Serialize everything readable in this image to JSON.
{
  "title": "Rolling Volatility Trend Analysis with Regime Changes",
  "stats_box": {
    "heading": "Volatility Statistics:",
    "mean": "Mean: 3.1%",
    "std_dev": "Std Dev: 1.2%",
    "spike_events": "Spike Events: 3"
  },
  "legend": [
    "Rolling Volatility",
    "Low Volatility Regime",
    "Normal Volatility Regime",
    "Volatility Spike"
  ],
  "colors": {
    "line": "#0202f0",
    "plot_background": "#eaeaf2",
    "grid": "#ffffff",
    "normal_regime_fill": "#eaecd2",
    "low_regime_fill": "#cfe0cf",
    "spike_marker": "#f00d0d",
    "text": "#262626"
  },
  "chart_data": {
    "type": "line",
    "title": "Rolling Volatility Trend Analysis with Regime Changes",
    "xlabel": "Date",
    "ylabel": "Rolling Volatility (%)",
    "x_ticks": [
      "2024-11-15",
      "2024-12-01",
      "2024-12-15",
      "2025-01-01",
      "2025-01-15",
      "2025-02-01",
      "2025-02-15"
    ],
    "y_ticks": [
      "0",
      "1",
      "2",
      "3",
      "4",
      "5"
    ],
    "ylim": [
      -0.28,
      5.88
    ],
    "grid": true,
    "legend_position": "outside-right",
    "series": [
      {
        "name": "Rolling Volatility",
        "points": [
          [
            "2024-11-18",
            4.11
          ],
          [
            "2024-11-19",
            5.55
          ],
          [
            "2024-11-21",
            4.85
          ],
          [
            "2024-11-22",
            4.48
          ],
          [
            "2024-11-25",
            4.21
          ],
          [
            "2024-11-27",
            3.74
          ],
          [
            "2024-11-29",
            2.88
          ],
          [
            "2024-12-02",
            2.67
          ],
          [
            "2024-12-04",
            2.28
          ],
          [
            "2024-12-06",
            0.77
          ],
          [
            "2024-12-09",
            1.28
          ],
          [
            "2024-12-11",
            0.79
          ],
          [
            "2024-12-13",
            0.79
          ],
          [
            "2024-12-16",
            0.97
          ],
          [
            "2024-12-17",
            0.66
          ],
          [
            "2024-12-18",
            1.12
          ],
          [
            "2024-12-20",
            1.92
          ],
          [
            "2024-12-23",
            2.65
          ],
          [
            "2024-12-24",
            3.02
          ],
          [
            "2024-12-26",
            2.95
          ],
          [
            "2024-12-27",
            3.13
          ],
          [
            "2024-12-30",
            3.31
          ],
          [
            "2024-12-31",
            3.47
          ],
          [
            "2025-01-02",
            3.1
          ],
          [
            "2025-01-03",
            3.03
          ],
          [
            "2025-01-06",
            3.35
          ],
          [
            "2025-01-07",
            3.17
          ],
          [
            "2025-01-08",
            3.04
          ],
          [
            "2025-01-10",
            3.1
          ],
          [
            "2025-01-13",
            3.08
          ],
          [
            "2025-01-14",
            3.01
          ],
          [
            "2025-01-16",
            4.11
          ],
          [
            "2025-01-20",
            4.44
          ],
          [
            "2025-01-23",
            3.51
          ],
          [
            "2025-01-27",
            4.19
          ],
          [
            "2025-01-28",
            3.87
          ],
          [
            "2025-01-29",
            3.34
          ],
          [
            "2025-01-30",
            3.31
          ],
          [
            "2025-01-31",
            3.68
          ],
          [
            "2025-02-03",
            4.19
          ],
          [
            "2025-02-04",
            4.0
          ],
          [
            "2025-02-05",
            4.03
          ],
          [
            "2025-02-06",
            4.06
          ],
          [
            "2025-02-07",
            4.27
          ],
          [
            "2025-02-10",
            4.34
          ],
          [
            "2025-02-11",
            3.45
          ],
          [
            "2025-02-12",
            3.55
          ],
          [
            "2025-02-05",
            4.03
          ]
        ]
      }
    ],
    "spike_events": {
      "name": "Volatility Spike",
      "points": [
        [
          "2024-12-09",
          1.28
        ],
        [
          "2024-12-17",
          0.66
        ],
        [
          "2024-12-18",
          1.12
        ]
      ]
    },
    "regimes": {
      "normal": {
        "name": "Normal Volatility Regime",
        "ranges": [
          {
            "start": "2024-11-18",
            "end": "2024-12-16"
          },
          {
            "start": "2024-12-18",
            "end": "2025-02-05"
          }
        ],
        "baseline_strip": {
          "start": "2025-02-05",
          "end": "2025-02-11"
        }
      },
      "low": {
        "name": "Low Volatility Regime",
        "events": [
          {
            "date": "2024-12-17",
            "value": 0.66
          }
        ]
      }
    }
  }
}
◇ ◇ ◇ ◇
> [Exercise description]: Would you reproduce all the entries exactly?

> [Task solution]:
Serialize everything readable in this image to JSON.
{
  "title": "Rolling Volatility Trend Analysis with Regime Changes",
  "stats_box": {
    "heading": "Volatility Statistics:",
    "mean": "Mean: 3.1%",
    "std_dev": "Std Dev: 1.2%",
    "spike_events": "Spike Events: 3"
  },
  "legend": [
    "Rolling Volatility",
    "Low Volatility Regime",
    "Normal Volatility Regime",
    "Volatility Spike"
  ],
  "colors": {
    "line": "#0202f0",
    "plot_background": "#eaeaf2",
    "grid": "#ffffff",
    "normal_regime_fill": "#eaecd2",
    "low_regime_fill": "#cfe0cf",
    "spike_marker": "#f00d0d",
    "text": "#262626"
  },
  "chart_data": {
    "type": "line",
    "title": "Rolling Volatility Trend Analysis with Regime Changes",
    "xlabel": "Date",
    "ylabel": "Rolling Volatility (%)",
    "x_ticks": [
      "2024-11-15",
      "2024-12-01",
      "2024-12-15",
      "2025-01-01",
      "2025-01-15",
      "2025-02-01",
      "2025-02-15"
    ],
    "y_ticks": [
      "0",
      "1",
      "2",
      "3",
      "4",
      "5"
    ],
    "ylim": [
      -0.28,
      5.88
    ],
    "grid": true,
    "legend_position": "outside-right",
    "series": [
      {
        "name": "Rolling Volatility",
        "points": [
          [
            "2024-11-18",
            4.11
          ],
          [
            "2024-11-19",
            5.55
          ],
          [
            "2024-11-21",
            4.85
          ],
          [
            "2024-11-22",
            4.48
          ],
          [
            "2024-11-25",
            4.21
          ],
          [
            "2024-11-27",
            3.74
          ],
          [
            "2024-11-29",
            2.88
          ],
          [
            "2024-12-02",
            2.67
          ],
          [
            "2024-12-04",
            2.28
          ],
          [
            "2024-12-06",
            0.77
          ],
          [
            "2024-12-09",
            1.28
          ],
          [
            "2024-12-11",
            0.79
          ],
          [
            "2024-12-13",
            0.79
          ],
          [
            "2024-12-16",
            0.97
          ],
          [
            "2024-12-17",
            0.66
          ],
          [
            "2024-12-18",
            1.12
          ],
          [
            "2024-12-20",
            1.92
          ],
          [
            "2024-12-23",
            2.65
          ],
          [
            "2024-12-24",
            3.02
          ],
          [
            "2024-12-26",
            2.95
          ],
          [
            "2024-12-27",
            3.13
          ],
          [
            "2024-12-30",
            3.31
          ],
          [
            "2024-12-31",
            3.47
          ],
          [
            "2025-01-02",
            3.1
          ],
          [
            "2025-01-03",
            3.03
          ],
          [
            "2025-01-06",
            3.35
          ],
          [
            "2025-01-07",
            3.17
          ],
          [
            "2025-01-08",
            3.04
          ],
          [
            "2025-01-10",
            3.1
          ],
          [
            "2025-01-13",
            3.08
          ],
          [
            "2025-01-14",
            3.01
          ],
          [
            "2025-01-16",
            4.11
          ],
          [
            "2025-01-20",
            4.44
          ],
          [
            "2025-01-23",
            3.51
          ],
          [
            "2025-01-27",
            4.19
          ],
          [
            "2025-01-28",
            3.87
          ],
          [
            "2025-01-29",
            3.34
          ],
          [
            "2025-01-30",
            3.31
          ],
          [
            "2025-01-31",
            3.68
          ],
          [
            "2025-02-03",
            4.19
          ],
          [
            "2025-02-04",
            4.0
          ],
          [
            "2025-02-05",
            4.03
          ],
          [
            "2025-02-06",
            4.06
          ],
          [
            "2025-02-07",
            4.27
          ],
          [
            "2025-02-10",
            4.34
          ],
          [
            "2025-02-11",
            3.45
          ],
          [
            "2025-02-12",
            3.55
          ],
          [
            "2025-02-05",
            4.03
          ]
        ]
      }
    ],
    "spike_events": {
      "name": "Volatility Spike",
      "points": [
        [
          "2024-12-09",
          1.28
        ],
        [
          "2024-12-17",
          0.66
        ],
        [
          "2024-12-18",
          1.12
        ]
      ]
    },
    "regimes": {
      "normal": {
        "name": "Normal Volatility Regime",
        "ranges": [
          {
            "start": "2024-11-18",
            "end": "2024-12-16"
          },
          {
            "start": "2024-12-18",
            "end": "2025-02-05"
          }
        ],
        "baseline_strip": {
          "start": "2025-02-05",
          "end": "2025-02-11"
        }
      },
      "low": {
        "name": "Low Volatility Regime",
        "events": [
          {
            "date": "2024-12-17",
            "value": 0.66
          }
        ]
      }
    }
  }
}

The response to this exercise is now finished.